The task =
Work out how many lines of the records contain "наконец". Answer with the number and nothing else.

------------------------------------------------

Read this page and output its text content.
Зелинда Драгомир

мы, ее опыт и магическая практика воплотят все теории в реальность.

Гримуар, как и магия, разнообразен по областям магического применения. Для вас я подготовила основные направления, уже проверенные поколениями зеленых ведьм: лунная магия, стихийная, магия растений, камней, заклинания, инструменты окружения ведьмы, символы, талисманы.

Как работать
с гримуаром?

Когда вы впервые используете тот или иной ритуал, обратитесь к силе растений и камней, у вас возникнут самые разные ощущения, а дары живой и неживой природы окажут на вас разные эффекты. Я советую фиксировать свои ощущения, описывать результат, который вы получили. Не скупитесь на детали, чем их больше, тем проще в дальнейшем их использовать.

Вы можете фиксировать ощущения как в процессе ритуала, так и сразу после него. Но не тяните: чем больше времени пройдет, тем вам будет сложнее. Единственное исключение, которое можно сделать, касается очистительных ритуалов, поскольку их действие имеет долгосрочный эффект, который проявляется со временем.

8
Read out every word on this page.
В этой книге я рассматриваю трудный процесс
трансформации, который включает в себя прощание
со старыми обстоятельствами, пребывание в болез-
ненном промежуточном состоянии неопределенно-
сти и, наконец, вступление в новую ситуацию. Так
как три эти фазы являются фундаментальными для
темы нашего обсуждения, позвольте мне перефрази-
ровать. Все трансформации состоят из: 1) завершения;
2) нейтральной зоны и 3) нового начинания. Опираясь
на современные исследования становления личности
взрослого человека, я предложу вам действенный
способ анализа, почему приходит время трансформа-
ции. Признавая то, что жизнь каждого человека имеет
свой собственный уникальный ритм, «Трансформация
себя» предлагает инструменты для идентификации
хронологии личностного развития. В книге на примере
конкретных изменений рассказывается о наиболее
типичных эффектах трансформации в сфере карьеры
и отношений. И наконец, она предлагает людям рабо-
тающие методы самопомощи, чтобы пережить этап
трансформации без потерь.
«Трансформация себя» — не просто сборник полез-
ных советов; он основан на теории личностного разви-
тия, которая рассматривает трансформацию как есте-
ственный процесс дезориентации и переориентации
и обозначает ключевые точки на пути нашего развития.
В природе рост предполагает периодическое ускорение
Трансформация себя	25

------------------------------------------------

Task answer =
2